### Exercise details
Write the data out again, exactly as given.

### Record excerpts
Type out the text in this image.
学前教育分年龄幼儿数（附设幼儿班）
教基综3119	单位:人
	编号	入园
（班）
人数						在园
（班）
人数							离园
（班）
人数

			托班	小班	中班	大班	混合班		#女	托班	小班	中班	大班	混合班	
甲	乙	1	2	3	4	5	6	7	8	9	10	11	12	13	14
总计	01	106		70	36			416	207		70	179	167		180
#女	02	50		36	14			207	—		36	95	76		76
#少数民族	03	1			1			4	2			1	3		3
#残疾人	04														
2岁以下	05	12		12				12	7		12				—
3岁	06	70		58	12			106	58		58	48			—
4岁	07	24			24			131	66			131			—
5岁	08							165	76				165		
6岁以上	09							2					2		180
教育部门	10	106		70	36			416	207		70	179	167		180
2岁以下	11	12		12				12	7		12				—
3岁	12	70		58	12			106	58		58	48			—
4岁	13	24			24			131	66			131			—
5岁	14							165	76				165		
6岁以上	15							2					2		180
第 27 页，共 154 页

### Written solution
Type out the text in this image.
学前教育分年龄幼儿数（附设幼儿班）
教基综3119	单位:人
	编号	入园
（班）
人数						在园
（班）
人数							离园
（班）
人数

			托班	小班	中班	大班	混合班		#女	托班	小班	中班	大班	混合班	
甲	乙	1	2	3	4	5	6	7	8	9	10	11	12	13	14
总计	01	106		70	36			416	207		70	179	167		180
#女	02	50		36	14			207	—		36	95	76		76
#少数民族	03	1			1			4	2			1	3		3
#残疾人	04														
2岁以下	05	12		12				12	7		12				—
3岁	06	70		58	12			106	58		58	48			—
4岁	07	24			24			131	66			131			—
5岁	08							165	76				165		
6岁以上	09							2					2		180
教育部门	10	106		70	36			416	207		70	179	167		180
2岁以下	11	12		12				12	7		12				—
3岁	12	70		58	12			106	58		58	48			—
4岁	13	24			24			131	66			131			—
5岁	14							165	76				165		
6岁以上	15							2					2		180
第 27 页，共 154 页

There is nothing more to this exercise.